§ MATERIAL TO PROCESS
++++++++++
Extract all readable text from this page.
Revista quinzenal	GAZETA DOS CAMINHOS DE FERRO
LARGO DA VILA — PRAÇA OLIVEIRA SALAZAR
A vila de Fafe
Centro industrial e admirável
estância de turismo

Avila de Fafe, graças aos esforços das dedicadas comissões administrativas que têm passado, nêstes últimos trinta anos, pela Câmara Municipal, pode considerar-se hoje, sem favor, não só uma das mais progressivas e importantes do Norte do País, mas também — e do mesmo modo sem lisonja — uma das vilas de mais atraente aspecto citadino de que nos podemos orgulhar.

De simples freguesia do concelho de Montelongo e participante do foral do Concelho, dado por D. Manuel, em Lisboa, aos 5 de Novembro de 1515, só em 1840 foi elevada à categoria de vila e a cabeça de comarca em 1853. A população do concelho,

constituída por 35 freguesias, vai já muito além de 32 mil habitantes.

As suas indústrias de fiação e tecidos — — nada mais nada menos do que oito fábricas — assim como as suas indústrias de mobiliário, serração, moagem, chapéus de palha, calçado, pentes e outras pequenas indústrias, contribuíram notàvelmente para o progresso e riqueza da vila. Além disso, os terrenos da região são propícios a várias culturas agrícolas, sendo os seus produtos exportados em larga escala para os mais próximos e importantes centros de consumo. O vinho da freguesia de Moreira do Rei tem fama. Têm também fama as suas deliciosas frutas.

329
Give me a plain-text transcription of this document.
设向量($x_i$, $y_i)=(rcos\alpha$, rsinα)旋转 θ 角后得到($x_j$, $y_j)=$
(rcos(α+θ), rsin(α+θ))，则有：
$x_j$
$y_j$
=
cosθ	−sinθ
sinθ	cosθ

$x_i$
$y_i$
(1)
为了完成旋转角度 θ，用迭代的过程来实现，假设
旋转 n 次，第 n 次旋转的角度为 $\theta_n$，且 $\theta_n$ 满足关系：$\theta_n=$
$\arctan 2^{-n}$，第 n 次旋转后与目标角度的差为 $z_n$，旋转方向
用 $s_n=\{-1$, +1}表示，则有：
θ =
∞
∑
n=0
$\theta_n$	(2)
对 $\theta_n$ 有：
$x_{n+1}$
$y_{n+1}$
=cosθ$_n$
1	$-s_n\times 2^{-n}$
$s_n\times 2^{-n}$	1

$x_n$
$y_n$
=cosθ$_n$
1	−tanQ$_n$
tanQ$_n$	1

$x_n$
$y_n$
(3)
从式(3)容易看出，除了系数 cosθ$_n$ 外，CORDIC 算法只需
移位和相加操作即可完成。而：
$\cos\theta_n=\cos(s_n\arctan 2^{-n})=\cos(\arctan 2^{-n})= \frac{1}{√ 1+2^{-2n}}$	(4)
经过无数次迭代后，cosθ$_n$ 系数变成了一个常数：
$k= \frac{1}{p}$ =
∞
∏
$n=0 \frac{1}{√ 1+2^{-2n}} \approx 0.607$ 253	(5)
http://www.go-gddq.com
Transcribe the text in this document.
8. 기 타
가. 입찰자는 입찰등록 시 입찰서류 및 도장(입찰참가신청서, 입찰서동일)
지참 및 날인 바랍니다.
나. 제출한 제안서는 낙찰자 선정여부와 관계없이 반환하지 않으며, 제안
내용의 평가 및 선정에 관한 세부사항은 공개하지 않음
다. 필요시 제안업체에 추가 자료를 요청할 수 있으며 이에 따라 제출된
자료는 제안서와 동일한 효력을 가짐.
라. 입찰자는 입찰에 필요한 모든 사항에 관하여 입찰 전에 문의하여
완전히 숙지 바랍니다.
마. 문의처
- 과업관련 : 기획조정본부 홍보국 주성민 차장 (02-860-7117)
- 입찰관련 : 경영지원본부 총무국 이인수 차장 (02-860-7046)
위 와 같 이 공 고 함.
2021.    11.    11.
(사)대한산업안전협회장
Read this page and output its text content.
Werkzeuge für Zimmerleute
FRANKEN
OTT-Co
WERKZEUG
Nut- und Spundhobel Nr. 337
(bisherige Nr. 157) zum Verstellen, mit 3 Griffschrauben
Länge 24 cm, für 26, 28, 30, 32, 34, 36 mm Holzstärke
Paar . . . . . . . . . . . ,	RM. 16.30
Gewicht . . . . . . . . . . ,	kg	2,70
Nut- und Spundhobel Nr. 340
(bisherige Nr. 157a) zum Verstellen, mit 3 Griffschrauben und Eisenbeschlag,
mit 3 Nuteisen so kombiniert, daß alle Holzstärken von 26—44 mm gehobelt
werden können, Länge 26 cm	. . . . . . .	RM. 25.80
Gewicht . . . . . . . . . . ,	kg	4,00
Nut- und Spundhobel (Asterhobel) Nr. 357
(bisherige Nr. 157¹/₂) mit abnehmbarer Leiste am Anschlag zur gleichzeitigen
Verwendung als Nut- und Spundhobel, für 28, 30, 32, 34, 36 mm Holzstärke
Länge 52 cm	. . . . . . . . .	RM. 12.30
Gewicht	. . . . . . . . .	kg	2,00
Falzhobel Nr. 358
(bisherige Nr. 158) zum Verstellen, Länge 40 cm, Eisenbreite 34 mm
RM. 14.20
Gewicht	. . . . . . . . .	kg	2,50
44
++++++++++
§ WHAT IS REQUIRED
Set down every record above exactly as given.

§ ANSWER TO THIS PROBLEM
Extract all readable text from this page.
Revista quinzenal	GAZETA DOS CAMINHOS DE FERRO
LARGO DA VILA — PRAÇA OLIVEIRA SALAZAR
A vila de Fafe
Centro industrial e admirável
estância de turismo

Avila de Fafe, graças aos esforços das dedicadas comissões administrativas que têm passado, nêstes últimos trinta anos, pela Câmara Municipal, pode considerar-se hoje, sem favor, não só uma das mais progressivas e importantes do Norte do País, mas também — e do mesmo modo sem lisonja — uma das vilas de mais atraente aspecto citadino de que nos podemos orgulhar.

De simples freguesia do concelho de Montelongo e participante do foral do Concelho, dado por D. Manuel, em Lisboa, aos 5 de Novembro de 1515, só em 1840 foi elevada à categoria de vila e a cabeça de comarca em 1853. A população do concelho,

constituída por 35 freguesias, vai já muito além de 32 mil habitantes.

As suas indústrias de fiação e tecidos — — nada mais nada menos do que oito fábricas — assim como as suas indústrias de mobiliário, serração, moagem, chapéus de palha, calçado, pentes e outras pequenas indústrias, contribuíram notàvelmente para o progresso e riqueza da vila. Além disso, os terrenos da região são propícios a várias culturas agrícolas, sendo os seus produtos exportados em larga escala para os mais próximos e importantes centros de consumo. O vinho da freguesia de Moreira do Rei tem fama. Têm também fama as suas deliciosas frutas.

329
Give me a plain-text transcription of this document.
设向量($x_i$, $y_i)=(rcos\alpha$, rsinα)旋转 θ 角后得到($x_j$, $y_j)=$
(rcos(α+θ), rsin(α+θ))，则有：
$x_j$
$y_j$
=
cosθ	−sinθ
sinθ	cosθ

$x_i$
$y_i$
(1)
为了完成旋转角度 θ，用迭代的过程来实现，假设
旋转 n 次，第 n 次旋转的角度为 $\theta_n$，且 $\theta_n$ 满足关系：$\theta_n=$
$\arctan 2^{-n}$，第 n 次旋转后与目标角度的差为 $z_n$，旋转方向
用 $s_n=\{-1$, +1}表示，则有：
θ =
∞
∑
n=0
$\theta_n$	(2)
对 $\theta_n$ 有：
$x_{n+1}$
$y_{n+1}$
=cosθ$_n$
1	$-s_n\times 2^{-n}$
$s_n\times 2^{-n}$	1

$x_n$
$y_n$
=cosθ$_n$
1	−tanQ$_n$
tanQ$_n$	1

$x_n$
$y_n$
(3)
从式(3)容易看出，除了系数 cosθ$_n$ 外，CORDIC 算法只需
移位和相加操作即可完成。而：
$\cos\theta_n=\cos(s_n\arctan 2^{-n})=\cos(\arctan 2^{-n})= \frac{1}{√ 1+2^{-2n}}$	(4)
经过无数次迭代后，cosθ$_n$ 系数变成了一个常数：
$k= \frac{1}{p}$ =
∞
∏
$n=0 \frac{1}{√ 1+2^{-2n}} \approx 0.607$ 253	(5)
http://www.go-gddq.com
Transcribe the text in this document.
8. 기 타
가. 입찰자는 입찰등록 시 입찰서류 및 도장(입찰참가신청서, 입찰서동일)
지참 및 날인 바랍니다.
나. 제출한 제안서는 낙찰자 선정여부와 관계없이 반환하지 않으며, 제안
내용의 평가 및 선정에 관한 세부사항은 공개하지 않음
다. 필요시 제안업체에 추가 자료를 요청할 수 있으며 이에 따라 제출된
자료는 제안서와 동일한 효력을 가짐.
라. 입찰자는 입찰에 필요한 모든 사항에 관하여 입찰 전에 문의하여
완전히 숙지 바랍니다.
마. 문의처
- 과업관련 : 기획조정본부 홍보국 주성민 차장 (02-860-7117)
- 입찰관련 : 경영지원본부 총무국 이인수 차장 (02-860-7046)
위 와 같 이 공 고 함.
2021.    11.    11.
(사)대한산업안전협회장
Read this page and output its text content.
Werkzeuge für Zimmerleute
FRANKEN
OTT-Co
WERKZEUG
Nut- und Spundhobel Nr. 337
(bisherige Nr. 157) zum Verstellen, mit 3 Griffschrauben
Länge 24 cm, für 26, 28, 30, 32, 34, 36 mm Holzstärke
Paar . . . . . . . . . . . ,	RM. 16.30
Gewicht . . . . . . . . . . ,	kg	2,70
Nut- und Spundhobel Nr. 340
(bisherige Nr. 157a) zum Verstellen, mit 3 Griffschrauben und Eisenbeschlag,
mit 3 Nuteisen so kombiniert, daß alle Holzstärken von 26—44 mm gehobelt
werden können, Länge 26 cm	. . . . . . .	RM. 25.80
Gewicht . . . . . . . . . . ,	kg	4,00
Nut- und Spundhobel (Asterhobel) Nr. 357
(bisherige Nr. 157¹/₂) mit abnehmbarer Leiste am Anschlag zur gleichzeitigen
Verwendung als Nut- und Spundhobel, für 28, 30, 32, 34, 36 mm Holzstärke
Länge 52 cm	. . . . . . . . .	RM. 12.30
Gewicht	. . . . . . . . .	kg	2,00
Falzhobel Nr. 358
(bisherige Nr. 158) zum Verstellen, Länge 40 cm, Eisenbreite 34 mm
RM. 14.20
Gewicht	. . . . . . . . .	kg	2,50
44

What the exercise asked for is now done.